DIRECTIONS FOR THIS TASK. Copy every line of the records below that holds the word "signal".

MATERIAL FOR THE TASK.

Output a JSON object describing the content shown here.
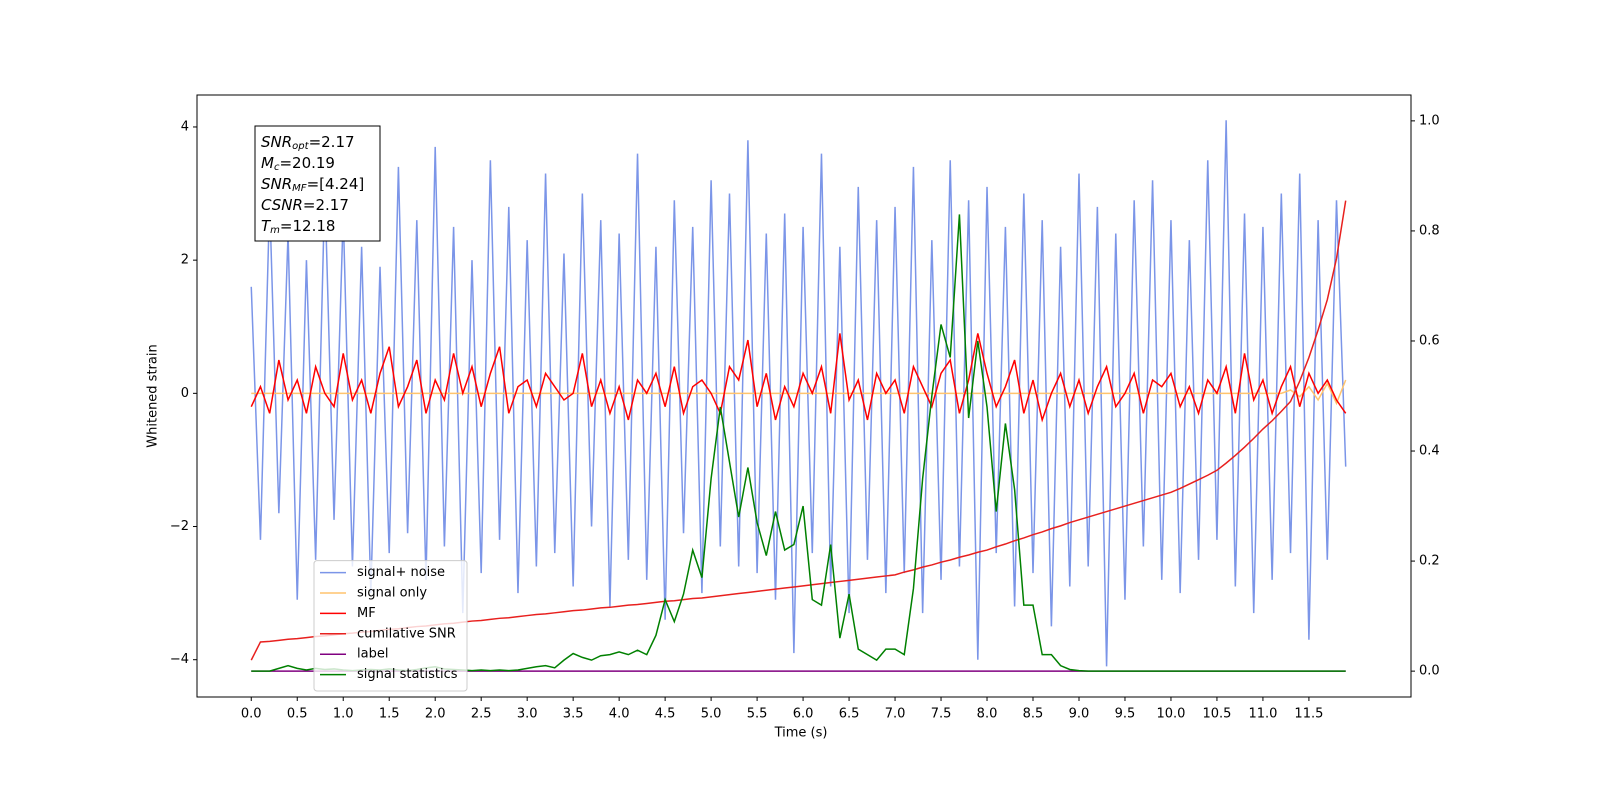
{
  "chart_data": {
    "type": "line",
    "xlabel": "Time (s)",
    "ylabel": "Whitened strain",
    "xlim": [
      -0.59,
      12.61
    ],
    "ylim": [
      -4.56,
      4.48
    ],
    "y2lim": [
      -0.047,
      1.047
    ],
    "xticks": [
      {
        "value": 0,
        "label": "0.0"
      },
      {
        "value": 0.5,
        "label": "0.5"
      },
      {
        "value": 1,
        "label": "1.0"
      },
      {
        "value": 1.5,
        "label": "1.5"
      },
      {
        "value": 2,
        "label": "2.0"
      },
      {
        "value": 2.5,
        "label": "2.5"
      },
      {
        "value": 3,
        "label": "3.0"
      },
      {
        "value": 3.5,
        "label": "3.5"
      },
      {
        "value": 4,
        "label": "4.0"
      },
      {
        "value": 4.5,
        "label": "4.5"
      },
      {
        "value": 5,
        "label": "5.0"
      },
      {
        "value": 5.5,
        "label": "5.5"
      },
      {
        "value": 6,
        "label": "6.0"
      },
      {
        "value": 6.5,
        "label": "6.5"
      },
      {
        "value": 7,
        "label": "7.0"
      },
      {
        "value": 7.5,
        "label": "7.5"
      },
      {
        "value": 8,
        "label": "8.0"
      },
      {
        "value": 8.5,
        "label": "8.5"
      },
      {
        "value": 9,
        "label": "9.0"
      },
      {
        "value": 9.5,
        "label": "9.5"
      },
      {
        "value": 10,
        "label": "10.0"
      },
      {
        "value": 10.5,
        "label": "10.5"
      },
      {
        "value": 11,
        "label": "11.0"
      },
      {
        "value": 11.5,
        "label": "11.5"
      }
    ],
    "yticks": [
      {
        "value": -4,
        "label": "−4"
      },
      {
        "value": -2,
        "label": "−2"
      },
      0,
      2,
      4
    ],
    "y2ticks": [
      {
        "value": 0,
        "label": "0.0"
      },
      {
        "value": 0.2,
        "label": "0.2"
      },
      {
        "value": 0.4,
        "label": "0.4"
      },
      {
        "value": 0.6,
        "label": "0.6"
      },
      {
        "value": 0.8,
        "label": "0.8"
      },
      {
        "value": 1,
        "label": "1.0"
      }
    ],
    "legend": "lower left",
    "textbox": [
      {
        "symbol": "SNR",
        "sub": "opt",
        "text": "=2.17"
      },
      {
        "symbol": "M",
        "sub": "c",
        "text": "=20.19"
      },
      {
        "symbol": "SNR",
        "sub": "MF",
        "text": "=[4.24]"
      },
      {
        "symbol": "CSNR",
        "text": "=2.17"
      },
      {
        "symbol": "T",
        "sub": "m",
        "text": "=12.18"
      }
    ],
    "x": [
      0,
      0.1,
      0.2,
      0.3,
      0.4,
      0.5,
      0.6,
      0.7,
      0.8,
      0.9,
      1,
      1.1,
      1.2,
      1.3,
      1.4,
      1.5,
      1.6,
      1.7,
      1.8,
      1.9,
      2,
      2.1,
      2.2,
      2.3,
      2.4,
      2.5,
      2.6,
      2.7,
      2.8,
      2.9,
      3,
      3.1,
      3.2,
      3.3,
      3.4,
      3.5,
      3.6,
      3.7,
      3.8,
      3.9,
      4,
      4.1,
      4.2,
      4.3,
      4.4,
      4.5,
      4.6,
      4.7,
      4.8,
      4.9,
      5,
      5.1,
      5.2,
      5.3,
      5.4,
      5.5,
      5.6,
      5.7,
      5.8,
      5.9,
      6,
      6.1,
      6.2,
      6.3,
      6.4,
      6.5,
      6.6,
      6.7,
      6.8,
      6.9,
      7,
      7.1,
      7.2,
      7.3,
      7.4,
      7.5,
      7.6,
      7.7,
      7.8,
      7.9,
      8,
      8.1,
      8.2,
      8.3,
      8.4,
      8.5,
      8.6,
      8.7,
      8.8,
      8.9,
      9,
      9.1,
      9.2,
      9.3,
      9.4,
      9.5,
      9.6,
      9.7,
      9.8,
      9.9,
      10,
      10.1,
      10.2,
      10.3,
      10.4,
      10.5,
      10.6,
      10.7,
      10.8,
      10.9,
      11,
      11.1,
      11.2,
      11.3,
      11.4,
      11.5,
      11.6,
      11.7,
      11.8,
      11.9
    ],
    "series": [
      {
        "name": "signal+ noise",
        "color": "#7b95e8",
        "values": [
          1.6,
          -2.2,
          2.9,
          -1.8,
          2.4,
          -3.1,
          2.0,
          -2.5,
          3.1,
          -1.9,
          2.7,
          -2.6,
          2.2,
          -3.0,
          1.9,
          -2.4,
          3.4,
          -2.1,
          2.6,
          -2.8,
          3.7,
          -2.3,
          2.5,
          -3.3,
          2.0,
          -2.7,
          3.5,
          -2.2,
          2.8,
          -3.0,
          2.3,
          -2.6,
          3.3,
          -2.4,
          2.1,
          -2.9,
          3.0,
          -2.0,
          2.6,
          -3.2,
          2.4,
          -2.5,
          3.6,
          -2.8,
          2.2,
          -3.4,
          2.9,
          -2.1,
          2.5,
          -3.0,
          3.2,
          -2.3,
          3.0,
          -2.6,
          3.8,
          -2.7,
          2.4,
          -3.1,
          2.7,
          -3.9,
          2.5,
          -2.4,
          3.6,
          -2.9,
          2.2,
          -3.3,
          3.1,
          -2.5,
          2.6,
          -3.0,
          2.8,
          -2.7,
          3.4,
          -3.3,
          2.3,
          -2.8,
          3.5,
          -2.6,
          2.9,
          -4.0,
          3.1,
          -2.4,
          2.5,
          -3.2,
          3.0,
          -2.7,
          2.6,
          -3.5,
          2.2,
          -2.9,
          3.3,
          -2.6,
          2.8,
          -4.1,
          2.4,
          -3.1,
          2.9,
          -2.3,
          3.2,
          -2.8,
          2.6,
          -3.0,
          2.3,
          -2.5,
          3.5,
          -2.2,
          4.1,
          -2.9,
          2.7,
          -3.3,
          2.5,
          -2.8,
          3.0,
          -2.4,
          3.3,
          -3.7,
          2.6,
          -2.5,
          2.9,
          -1.1
        ]
      },
      {
        "name": "signal only",
        "color": "#ffc46e",
        "values": [
          0,
          0,
          0,
          0,
          0,
          0,
          0,
          0,
          0,
          0,
          0,
          0,
          0,
          0,
          0,
          0,
          0,
          0,
          0,
          0,
          0,
          0,
          0,
          0,
          0,
          0,
          0,
          0,
          0,
          0,
          0,
          0,
          0,
          0,
          0,
          0,
          0,
          0,
          0,
          0,
          0,
          0,
          0,
          0,
          0,
          0,
          0,
          0,
          0,
          0,
          0,
          0,
          0,
          0,
          0,
          0,
          0,
          0,
          0,
          0,
          0,
          0,
          0,
          0,
          0,
          0,
          0,
          0,
          0,
          0,
          0,
          0,
          0,
          0,
          0,
          0,
          0,
          0,
          0,
          0,
          0,
          0,
          0,
          0,
          0,
          0,
          0,
          0,
          0,
          0,
          0,
          0,
          0,
          0,
          0,
          0,
          0,
          0,
          0,
          0,
          0,
          0,
          0,
          0,
          0,
          0,
          0,
          0,
          0,
          0,
          0,
          0,
          0,
          0.05,
          -0.05,
          0.1,
          -0.1,
          0.15,
          -0.15,
          0.2
        ]
      },
      {
        "name": "MF",
        "color": "#ff0000",
        "values": [
          -0.2,
          0.1,
          -0.3,
          0.5,
          -0.1,
          0.2,
          -0.3,
          0.4,
          0.0,
          -0.2,
          0.6,
          -0.1,
          0.2,
          -0.3,
          0.3,
          0.7,
          -0.2,
          0.1,
          0.5,
          -0.3,
          0.2,
          -0.1,
          0.6,
          0.0,
          0.4,
          -0.2,
          0.3,
          0.7,
          -0.3,
          0.1,
          0.2,
          -0.2,
          0.3,
          0.1,
          -0.1,
          0.0,
          0.6,
          -0.2,
          0.2,
          -0.3,
          0.1,
          -0.4,
          0.2,
          0.0,
          0.3,
          -0.2,
          0.4,
          -0.3,
          0.1,
          0.2,
          0.0,
          -0.3,
          0.4,
          0.2,
          0.8,
          -0.2,
          0.3,
          -0.4,
          0.1,
          -0.2,
          0.3,
          0.0,
          0.4,
          -0.3,
          0.9,
          -0.1,
          0.2,
          -0.4,
          0.3,
          0.0,
          0.2,
          -0.3,
          0.4,
          0.1,
          -0.2,
          0.3,
          0.5,
          -0.3,
          0.2,
          0.9,
          0.3,
          -0.2,
          0.1,
          0.5,
          -0.3,
          0.2,
          -0.4,
          0.0,
          0.3,
          -0.2,
          0.2,
          -0.3,
          0.1,
          0.4,
          -0.2,
          0.0,
          0.3,
          -0.3,
          0.2,
          0.1,
          0.3,
          -0.2,
          0.1,
          -0.3,
          0.2,
          0.0,
          0.4,
          -0.3,
          0.6,
          -0.1,
          0.2,
          -0.3,
          0.1,
          0.4,
          -0.2,
          0.3,
          0.0,
          0.2,
          -0.1,
          -0.3
        ]
      },
      {
        "name": "cumilative SNR",
        "color": "#e8201e",
        "axis": "y2",
        "values": [
          0.02,
          0.053,
          0.054,
          0.056,
          0.058,
          0.059,
          0.061,
          0.063,
          0.064,
          0.066,
          0.068,
          0.069,
          0.071,
          0.072,
          0.074,
          0.076,
          0.077,
          0.079,
          0.081,
          0.082,
          0.084,
          0.086,
          0.087,
          0.089,
          0.091,
          0.092,
          0.094,
          0.096,
          0.097,
          0.099,
          0.101,
          0.103,
          0.104,
          0.106,
          0.108,
          0.11,
          0.111,
          0.113,
          0.115,
          0.116,
          0.118,
          0.12,
          0.121,
          0.123,
          0.125,
          0.127,
          0.128,
          0.13,
          0.132,
          0.133,
          0.135,
          0.137,
          0.139,
          0.141,
          0.143,
          0.145,
          0.147,
          0.149,
          0.151,
          0.153,
          0.155,
          0.157,
          0.159,
          0.161,
          0.163,
          0.165,
          0.167,
          0.169,
          0.171,
          0.173,
          0.175,
          0.18,
          0.184,
          0.189,
          0.193,
          0.198,
          0.202,
          0.207,
          0.211,
          0.216,
          0.22,
          0.226,
          0.231,
          0.237,
          0.242,
          0.248,
          0.253,
          0.259,
          0.264,
          0.27,
          0.275,
          0.28,
          0.285,
          0.29,
          0.295,
          0.3,
          0.305,
          0.31,
          0.315,
          0.32,
          0.325,
          0.332,
          0.34,
          0.348,
          0.356,
          0.365,
          0.378,
          0.392,
          0.407,
          0.423,
          0.44,
          0.455,
          0.472,
          0.49,
          0.527,
          0.57,
          0.62,
          0.675,
          0.75,
          0.855
        ]
      },
      {
        "name": "label",
        "color": "#800080",
        "axis": "y2",
        "values": [
          0,
          0,
          0,
          0,
          0,
          0,
          0,
          0,
          0,
          0,
          0,
          0,
          0,
          0,
          0,
          0,
          0,
          0,
          0,
          0,
          0,
          0,
          0,
          0,
          0,
          0,
          0,
          0,
          0,
          0,
          0,
          0,
          0,
          0,
          0,
          0,
          0,
          0,
          0,
          0,
          0,
          0,
          0,
          0,
          0,
          0,
          0,
          0,
          0,
          0,
          0,
          0,
          0,
          0,
          0,
          0,
          0,
          0,
          0,
          0,
          0,
          0,
          0,
          0,
          0,
          0,
          0,
          0,
          0,
          0,
          0,
          0,
          0,
          0,
          0,
          0,
          0,
          0,
          0,
          0,
          0,
          0,
          0,
          0,
          0,
          0,
          0,
          0,
          0,
          0,
          0,
          0,
          0,
          0,
          0,
          0,
          0,
          0,
          0,
          0,
          0,
          0,
          0,
          0,
          0,
          0,
          0,
          0,
          0,
          0,
          0,
          0,
          0,
          0,
          0,
          0,
          0,
          0,
          0,
          0
        ]
      },
      {
        "name": "signal statistics",
        "color": "#008000",
        "axis": "y2",
        "values": [
          0,
          0,
          0,
          0.005,
          0.01,
          0.005,
          0.002,
          0.005,
          0.003,
          0.004,
          0.002,
          0.001,
          0.002,
          0.003,
          0.002,
          0.004,
          0.002,
          0.001,
          0.003,
          0.006,
          0.008,
          0.004,
          0.003,
          0.002,
          0.001,
          0.002,
          0.001,
          0.002,
          0.001,
          0.002,
          0.005,
          0.008,
          0.01,
          0.006,
          0.02,
          0.032,
          0.025,
          0.02,
          0.028,
          0.03,
          0.035,
          0.03,
          0.038,
          0.03,
          0.065,
          0.13,
          0.09,
          0.14,
          0.22,
          0.17,
          0.35,
          0.48,
          0.38,
          0.28,
          0.37,
          0.27,
          0.21,
          0.29,
          0.22,
          0.23,
          0.3,
          0.13,
          0.12,
          0.23,
          0.06,
          0.14,
          0.04,
          0.03,
          0.02,
          0.04,
          0.04,
          0.03,
          0.15,
          0.35,
          0.5,
          0.63,
          0.57,
          0.83,
          0.46,
          0.6,
          0.48,
          0.29,
          0.45,
          0.33,
          0.12,
          0.12,
          0.03,
          0.03,
          0.01,
          0.003,
          0.001,
          0,
          0,
          0,
          0,
          0,
          0,
          0,
          0,
          0,
          0,
          0,
          0,
          0,
          0,
          0,
          0,
          0,
          0,
          0,
          0,
          0,
          0,
          0,
          0,
          0,
          0,
          0,
          0,
          0
        ]
      }
    ]
  }
}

WRITTEN REPLY.
        "name": "signal+ noise",
        "name": "signal only",
        "name": "signal statistics",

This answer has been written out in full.